Written instruction:
Print the entries in full, word for word, but not the pictures.
-- START OF Dataset extract --
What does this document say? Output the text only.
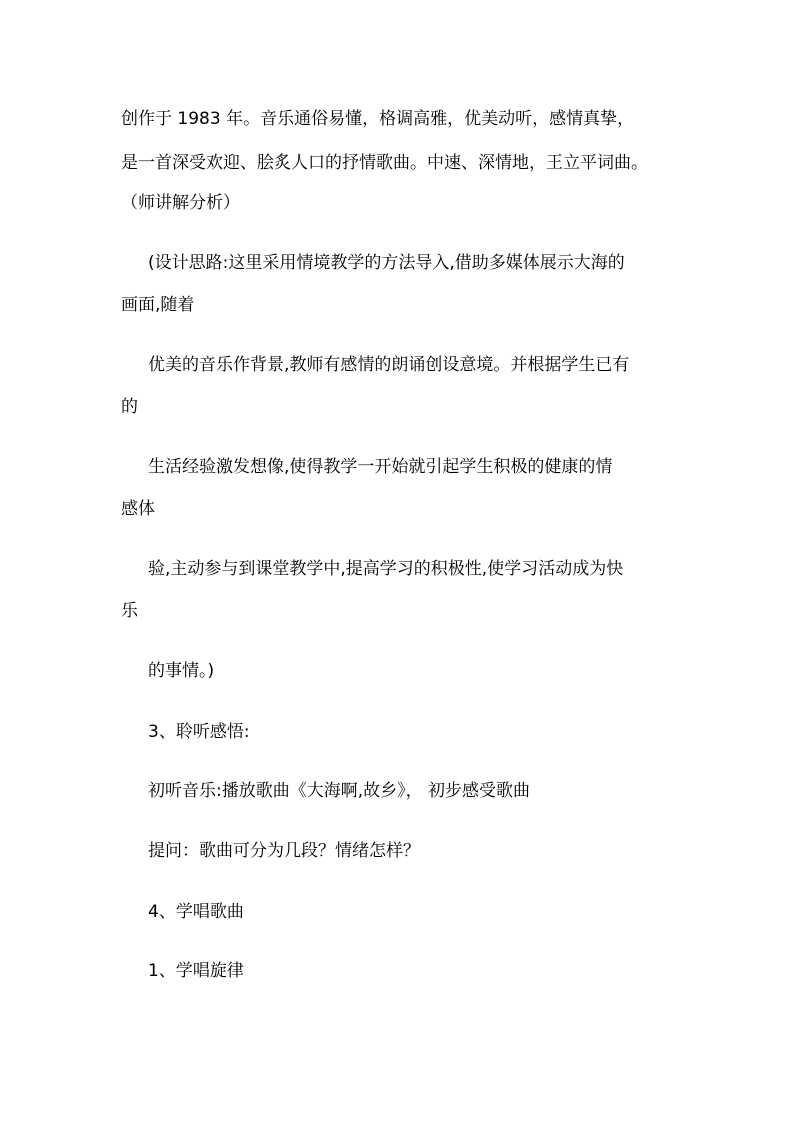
创作于 1983 年。音乐通俗易懂，格调高雅，优美动听，感情真挚，
是一首深受欢迎、脍炙人口的抒情歌曲。中速、深情地，王立平词曲。
（师讲解分析）
(设计思路:这里采用情境教学的方法导入,借助多媒体展示大海的
画面,随着
优美的音乐作背景,教师有感情的朗诵创设意境。并根据学生已有
的
生活经验激发想像,使得教学一开始就引起学生积极的健康的情
感体
验,主动参与到课堂教学中,提高学习的积极性,使学习活动成为快
乐
的事情。)
3、聆听感悟:
初听音乐:播放歌曲《大海啊,故乡》， 初步感受歌曲
提问：歌曲可分为几段？情绪怎样？
4、学唱歌曲
1、学唱旋律
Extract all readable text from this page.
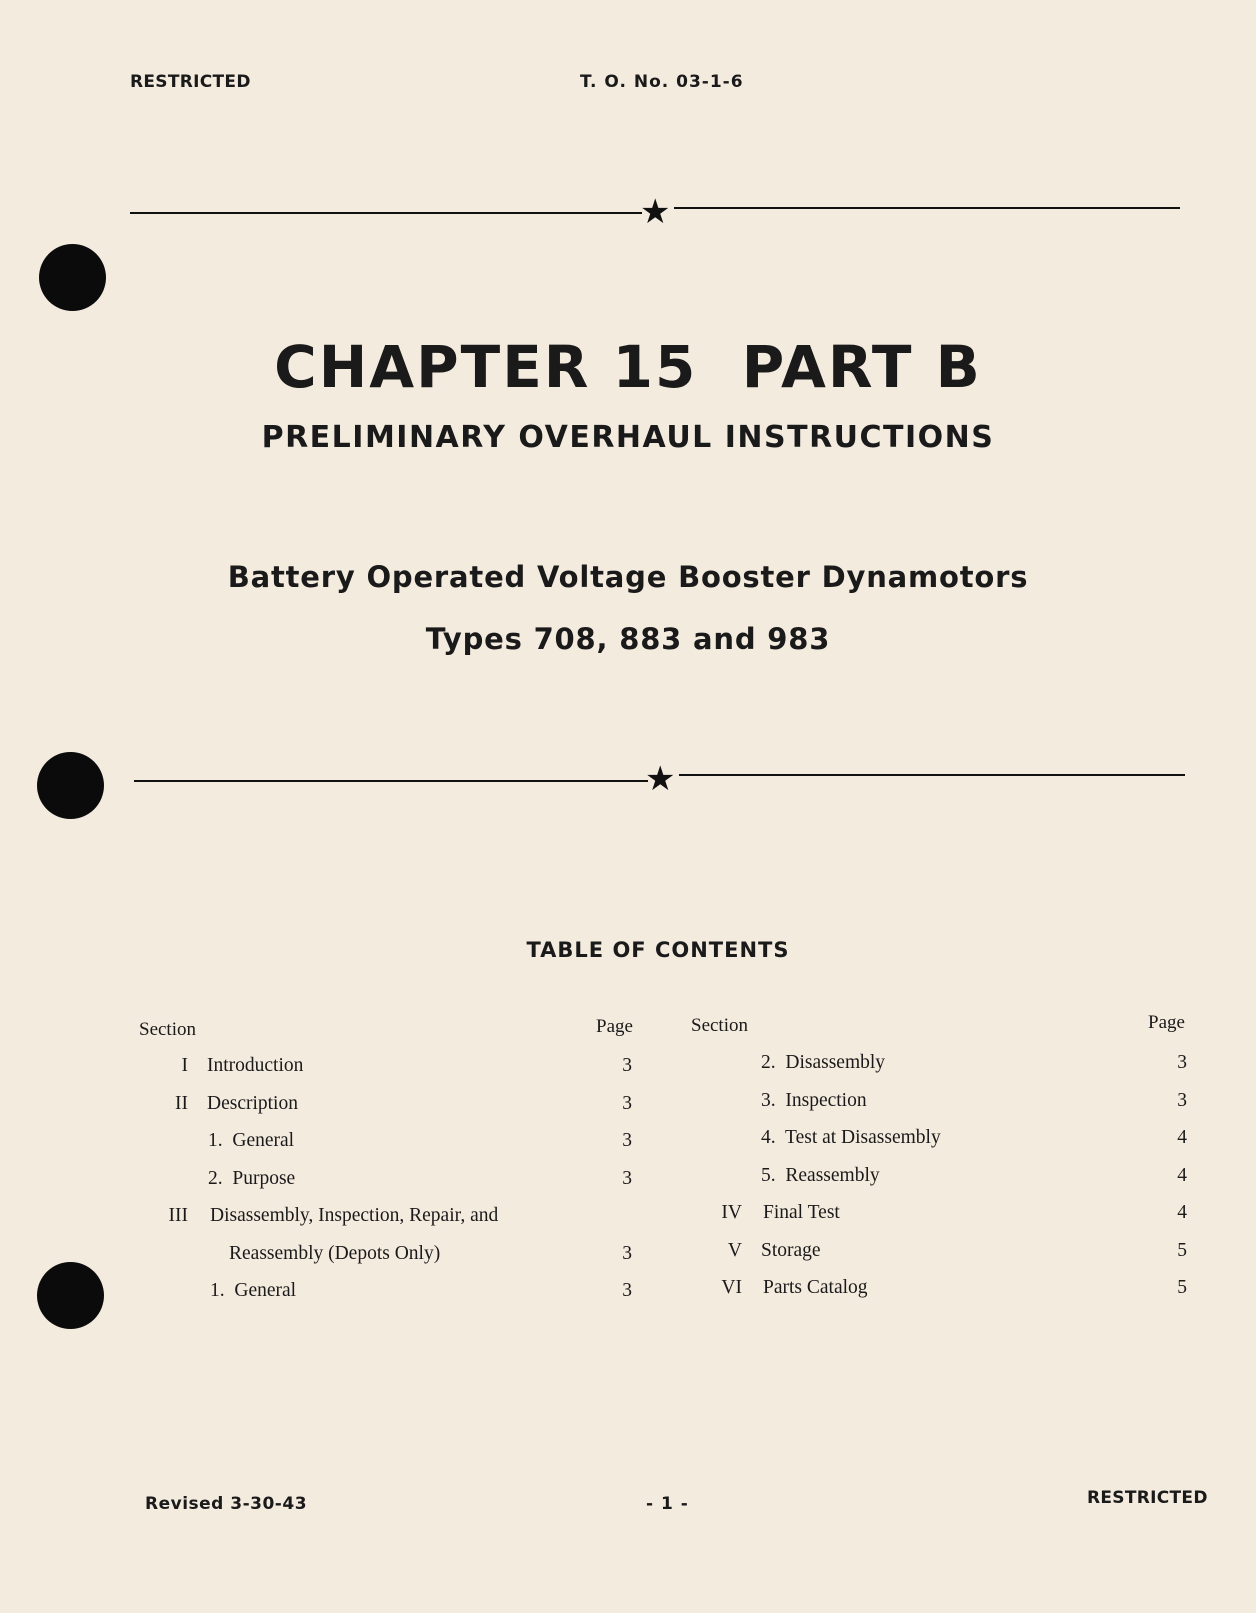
RESTRICTED	T. O. No. 03-1-6
★
CHAPTER 15  PART B
PRELIMINARY OVERHAUL INSTRUCTIONS
Battery Operated Voltage Booster Dynamotors
Types 708, 883 and 983
★
TABLE OF CONTENTS
Section	Page	Section	Page
I Introduction	3
II Description	3
1.  General	3
2.  Purpose	3
III Disassembly, Inspection, Repair, and
Reassembly (Depots Only)	3
1.  General	3
2.  Disassembly	3
3.  Inspection	3
4.  Test at Disassembly	4
5.  Reassembly	4
IV Final Test	4
V Storage	5
VI Parts Catalog	5
Revised 3-30-43	- 1 -	RESTRICTED
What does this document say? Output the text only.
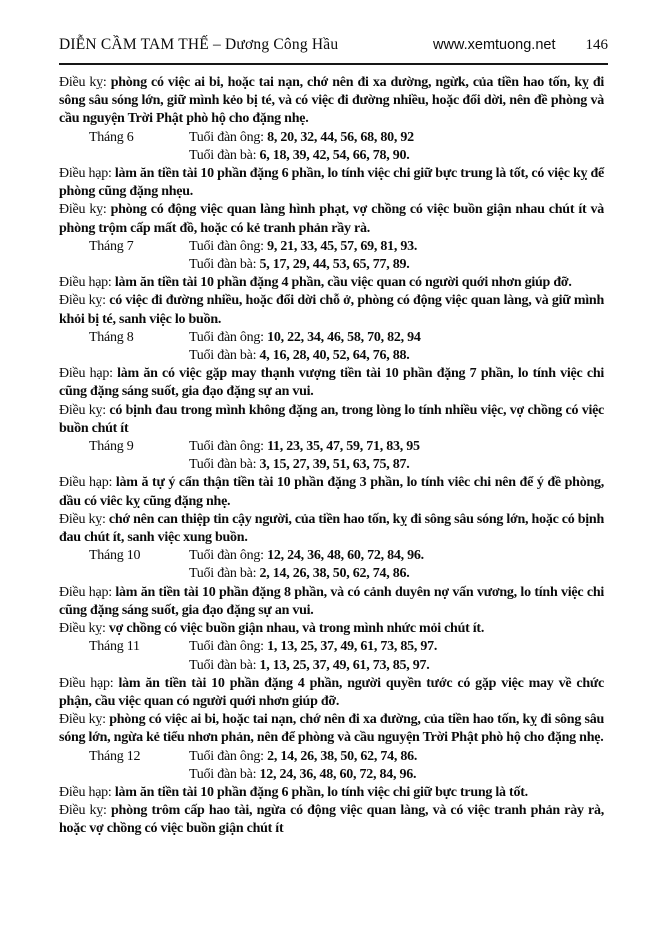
DIỄN CẦM TAM THẾ – Dương Công Hầu	www.xemtuong.net 146

Điều kỵ: phòng có việc ai bi, hoặc tai nạn, chớ nên đi xa dường, ngừk, của tiền hao tốn, kỵ đi sông sâu sóng lớn, giữ mình kẻo bị té, và có việc đi đường nhiều, hoặc đổi dời, nên đề phòng và cầu nguyện Trời Phật phò hộ cho đặng nhẹ.

Tháng 6	Tuổi đàn ông: 8, 20, 32, 44, 56, 68, 80, 92
Tuổi đàn bà: 6, 18, 39, 42, 54, 66, 78, 90.

Điều hạp: làm ăn tiền tài 10 phần đặng 6 phần, lo tính việc chi giữ bực trung là tốt, có việc kỵ để phòng cũng đặng nhẹu.

Điều kỵ: phòng có động việc quan làng hình phạt, vợ chồng có việc buồn giận nhau chút ít và phòng trộm cấp mất đồ, hoặc có kẻ tranh phản rầy rà.

Tháng 7	Tuổi đàn ông: 9, 21, 33, 45, 57, 69, 81, 93.
Tuổi đàn bà: 5, 17, 29, 44, 53, 65, 77, 89.

Điều hạp: làm ăn tiền tài 10 phần đặng 4 phần, cầu việc quan có người quới nhơn giúp đỡ.

Điều kỵ: có việc đi đường nhiều, hoặc đổi dời chỗ ở, phòng có động việc quan làng, và giữ mình khỏi bị té, sanh việc lo buồn.

Tháng 8	Tuổi đàn ông: 10, 22, 34, 46, 58, 70, 82, 94
Tuổi đàn bà: 4, 16, 28, 40, 52, 64, 76, 88.

Điều hạp: làm ăn có việc gặp may thạnh vượng tiền tài 10 phần đặng 7 phần, lo tính việc chi cũng đặng sáng suốt, gia đạo đặng sự an vui.

Điều kỵ: có bịnh đau trong mình không đặng an, trong lòng lo tính nhiều việc, vợ chồng có việc buồn chút ít

Tháng 9	Tuổi đàn ông: 11, 23, 35, 47, 59, 71, 83, 95
Tuổi đàn bà: 3, 15, 27, 39, 51, 63, 75, 87.

Điều hạp: làm ă tự ý cẩn thận tiền tài 10 phần đặng 3 phần, lo tính viêc chi nên để ý đề phòng, dầu có viêc kỵ cũng đặng nhẹ.

Điều kỵ: chớ nên can thiệp tin cậy người, của tiền hao tốn, kỵ đi sông sâu sóng lớn, hoặc có bịnh đau chút ít, sanh việc xung buồn.

Tháng 10	Tuổi đàn ông: 12, 24, 36, 48, 60, 72, 84, 96.
Tuổi đàn bà: 2, 14, 26, 38, 50, 62, 74, 86.

Điều hạp: làm ăn tiền tài 10 phần đặng 8 phần, và có cảnh duyên nợ vấn vương, lo tính việc chi cũng đặng sáng suốt, gia đạo đặng sự an vui.

Điều kỵ: vợ chồng có việc buồn giận nhau, và trong mình nhức mỏi chút ít.

Tháng 11	Tuổi đàn ông: 1, 13, 25, 37, 49, 61, 73, 85, 97.
Tuổi đàn bà: 1, 13, 25, 37, 49, 61, 73, 85, 97.

Điều hạp: làm ăn tiền tài 10 phần đặng 4 phần, người quyền tước có gặp việc may về chức phận, cầu việc quan có người quới nhơn giúp đỡ.

Điều kỵ: phòng có việc ai bi, hoặc tai nạn, chớ nên đi xa đường, của tiền hao tốn, kỵ đi sông sâu sóng lớn, ngừa kẻ tiểu nhơn phản, nên để phòng và cầu nguyện Trời Phật phò hộ cho đặng nhẹ.

Tháng 12	Tuổi đàn ông: 2, 14, 26, 38, 50, 62, 74, 86.
Tuổi đàn bà: 12, 24, 36, 48, 60, 72, 84, 96.

Điều hạp: làm ăn tiền tài 10 phần đặng 6 phần, lo tính việc chi giữ bực trung là tốt.

Điều kỵ: phòng trôm cấp hao tài, ngừa có động việc quan làng, và có việc tranh phản rày rà, hoặc vợ chồng có việc buồn giận chút ít
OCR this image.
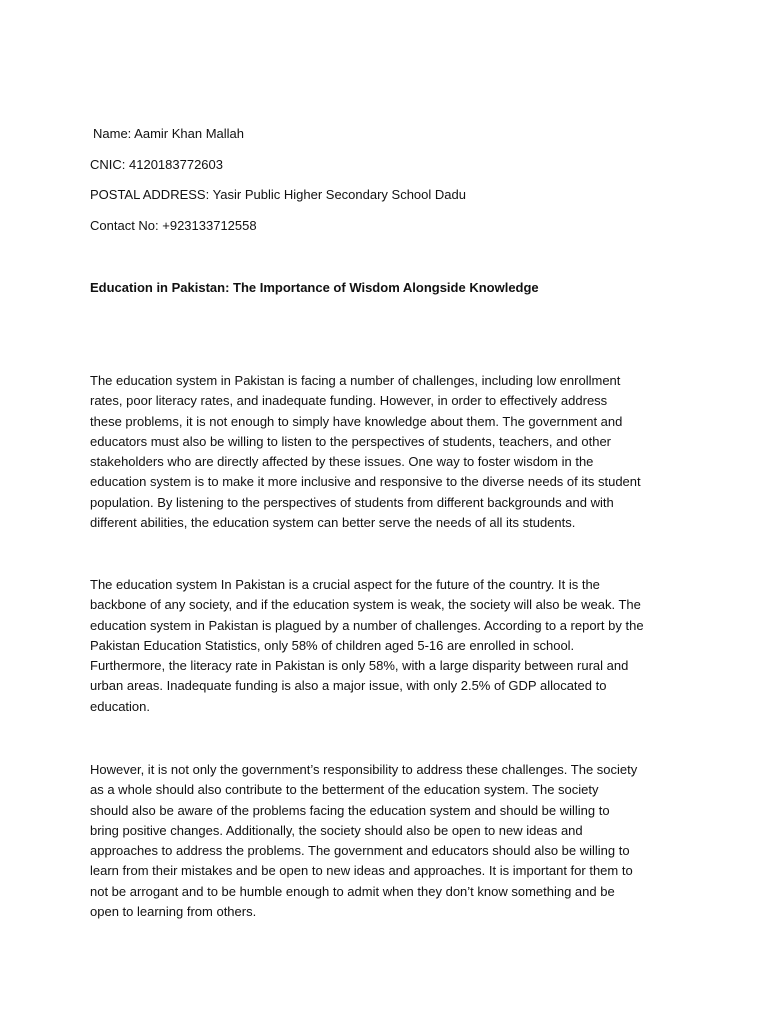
Name: Aamir Khan Mallah
CNIC: 4120183772603
POSTAL ADDRESS: Yasir Public Higher Secondary School Dadu
Contact No: +923133712558
Education in Pakistan: The Importance of Wisdom Alongside Knowledge

The education system in Pakistan is facing a number of challenges, including low enrollment
rates, poor literacy rates, and inadequate funding. However, in order to effectively address
these problems, it is not enough to simply have knowledge about them. The government and
educators must also be willing to listen to the perspectives of students, teachers, and other
stakeholders who are directly affected by these issues. One way to foster wisdom in the
education system is to make it more inclusive and responsive to the diverse needs of its student
population. By listening to the perspectives of students from different backgrounds and with
different abilities, the education system can better serve the needs of all its students.

The education system In Pakistan is a crucial aspect for the future of the country. It is the
backbone of any society, and if the education system is weak, the society will also be weak. The
education system in Pakistan is plagued by a number of challenges. According to a report by the
Pakistan Education Statistics, only 58% of children aged 5-16 are enrolled in school.
Furthermore, the literacy rate in Pakistan is only 58%, with a large disparity between rural and
urban areas. Inadequate funding is also a major issue, with only 2.5% of GDP allocated to
education.

However, it is not only the government’s responsibility to address these challenges. The society
as a whole should also contribute to the betterment of the education system. The society
should also be aware of the problems facing the education system and should be willing to
bring positive changes. Additionally, the society should also be open to new ideas and
approaches to address the problems. The government and educators should also be willing to
learn from their mistakes and be open to new ideas and approaches. It is important for them to
not be arrogant and to be humble enough to admit when they don’t know something and be
open to learning from others.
-- END OF Dataset extract --
Output for this task:
What does this document say? Output the text only.
创作于 1983 年。音乐通俗易懂，格调高雅，优美动听，感情真挚，
是一首深受欢迎、脍炙人口的抒情歌曲。中速、深情地，王立平词曲。
（师讲解分析）
(设计思路:这里采用情境教学的方法导入,借助多媒体展示大海的
画面,随着
优美的音乐作背景,教师有感情的朗诵创设意境。并根据学生已有
的
生活经验激发想像,使得教学一开始就引起学生积极的健康的情
感体
验,主动参与到课堂教学中,提高学习的积极性,使学习活动成为快
乐
的事情。)
3、聆听感悟:
初听音乐:播放歌曲《大海啊,故乡》， 初步感受歌曲
提问：歌曲可分为几段？情绪怎样？
4、学唱歌曲
1、学唱旋律
Extract all readable text from this page.
RESTRICTED	T. O. No. 03-1-6
★
CHAPTER 15  PART B
PRELIMINARY OVERHAUL INSTRUCTIONS
Battery Operated Voltage Booster Dynamotors
Types 708, 883 and 983
★
TABLE OF CONTENTS
Section	Page	Section	Page
I Introduction	3
II Description	3
1.  General	3
2.  Purpose	3
III Disassembly, Inspection, Repair, and
Reassembly (Depots Only)	3
1.  General	3
2.  Disassembly	3
3.  Inspection	3
4.  Test at Disassembly	4
5.  Reassembly	4
IV Final Test	4
V Storage	5
VI Parts Catalog	5
Revised 3-30-43	- 1 -	RESTRICTED
What does this document say? Output the text only.
DIỄN CẦM TAM THẾ – Dương Công Hầu	www.xemtuong.net 146

Điều kỵ: phòng có việc ai bi, hoặc tai nạn, chớ nên đi xa dường, ngừk, của tiền hao tốn, kỵ đi sông sâu sóng lớn, giữ mình kẻo bị té, và có việc đi đường nhiều, hoặc đổi dời, nên đề phòng và cầu nguyện Trời Phật phò hộ cho đặng nhẹ.

Tháng 6	Tuổi đàn ông: 8, 20, 32, 44, 56, 68, 80, 92
Tuổi đàn bà: 6, 18, 39, 42, 54, 66, 78, 90.

Điều hạp: làm ăn tiền tài 10 phần đặng 6 phần, lo tính việc chi giữ bực trung là tốt, có việc kỵ để phòng cũng đặng nhẹu.

Điều kỵ: phòng có động việc quan làng hình phạt, vợ chồng có việc buồn giận nhau chút ít và phòng trộm cấp mất đồ, hoặc có kẻ tranh phản rầy rà.

Tháng 7	Tuổi đàn ông: 9, 21, 33, 45, 57, 69, 81, 93.
Tuổi đàn bà: 5, 17, 29, 44, 53, 65, 77, 89.

Điều hạp: làm ăn tiền tài 10 phần đặng 4 phần, cầu việc quan có người quới nhơn giúp đỡ.

Điều kỵ: có việc đi đường nhiều, hoặc đổi dời chỗ ở, phòng có động việc quan làng, và giữ mình khỏi bị té, sanh việc lo buồn.

Tháng 8	Tuổi đàn ông: 10, 22, 34, 46, 58, 70, 82, 94
Tuổi đàn bà: 4, 16, 28, 40, 52, 64, 76, 88.

Điều hạp: làm ăn có việc gặp may thạnh vượng tiền tài 10 phần đặng 7 phần, lo tính việc chi cũng đặng sáng suốt, gia đạo đặng sự an vui.

Điều kỵ: có bịnh đau trong mình không đặng an, trong lòng lo tính nhiều việc, vợ chồng có việc buồn chút ít

Tháng 9	Tuổi đàn ông: 11, 23, 35, 47, 59, 71, 83, 95
Tuổi đàn bà: 3, 15, 27, 39, 51, 63, 75, 87.

Điều hạp: làm ă tự ý cẩn thận tiền tài 10 phần đặng 3 phần, lo tính viêc chi nên để ý đề phòng, dầu có viêc kỵ cũng đặng nhẹ.

Điều kỵ: chớ nên can thiệp tin cậy người, của tiền hao tốn, kỵ đi sông sâu sóng lớn, hoặc có bịnh đau chút ít, sanh việc xung buồn.

Tháng 10	Tuổi đàn ông: 12, 24, 36, 48, 60, 72, 84, 96.
Tuổi đàn bà: 2, 14, 26, 38, 50, 62, 74, 86.

Điều hạp: làm ăn tiền tài 10 phần đặng 8 phần, và có cảnh duyên nợ vấn vương, lo tính việc chi cũng đặng sáng suốt, gia đạo đặng sự an vui.

Điều kỵ: vợ chồng có việc buồn giận nhau, và trong mình nhức mỏi chút ít.

Tháng 11	Tuổi đàn ông: 1, 13, 25, 37, 49, 61, 73, 85, 97.
Tuổi đàn bà: 1, 13, 25, 37, 49, 61, 73, 85, 97.

Điều hạp: làm ăn tiền tài 10 phần đặng 4 phần, người quyền tước có gặp việc may về chức phận, cầu việc quan có người quới nhơn giúp đỡ.

Điều kỵ: phòng có việc ai bi, hoặc tai nạn, chớ nên đi xa đường, của tiền hao tốn, kỵ đi sông sâu sóng lớn, ngừa kẻ tiểu nhơn phản, nên để phòng và cầu nguyện Trời Phật phò hộ cho đặng nhẹ.

Tháng 12	Tuổi đàn ông: 2, 14, 26, 38, 50, 62, 74, 86.
Tuổi đàn bà: 12, 24, 36, 48, 60, 72, 84, 96.

Điều hạp: làm ăn tiền tài 10 phần đặng 6 phần, lo tính việc chi giữ bực trung là tốt.

Điều kỵ: phòng trôm cấp hao tài, ngừa có động việc quan làng, và có việc tranh phản rày rà, hoặc vợ chồng có việc buồn giận chút ít
OCR this image.
Name: Aamir Khan Mallah
CNIC: 4120183772603
POSTAL ADDRESS: Yasir Public Higher Secondary School Dadu
Contact No: +923133712558
Education in Pakistan: The Importance of Wisdom Alongside Knowledge

The education system in Pakistan is facing a number of challenges, including low enrollment
rates, poor literacy rates, and inadequate funding. However, in order to effectively address
these problems, it is not enough to simply have knowledge about them. The government and
educators must also be willing to listen to the perspectives of students, teachers, and other
stakeholders who are directly affected by these issues. One way to foster wisdom in the
education system is to make it more inclusive and responsive to the diverse needs of its student
population. By listening to the perspectives of students from different backgrounds and with
different abilities, the education system can better serve the needs of all its students.

The education system In Pakistan is a crucial aspect for the future of the country. It is the
backbone of any society, and if the education system is weak, the society will also be weak. The
education system in Pakistan is plagued by a number of challenges. According to a report by the
Pakistan Education Statistics, only 58% of children aged 5-16 are enrolled in school.
Furthermore, the literacy rate in Pakistan is only 58%, with a large disparity between rural and
urban areas. Inadequate funding is also a major issue, with only 2.5% of GDP allocated to
education.

However, it is not only the government’s responsibility to address these challenges. The society
as a whole should also contribute to the betterment of the education system. The society
should also be aware of the problems facing the education system and should be willing to
bring positive changes. Additionally, the society should also be open to new ideas and
approaches to address the problems. The government and educators should also be willing to
learn from their mistakes and be open to new ideas and approaches. It is important for them to
not be arrogant and to be humble enough to admit when they don’t know something and be
open to learning from others.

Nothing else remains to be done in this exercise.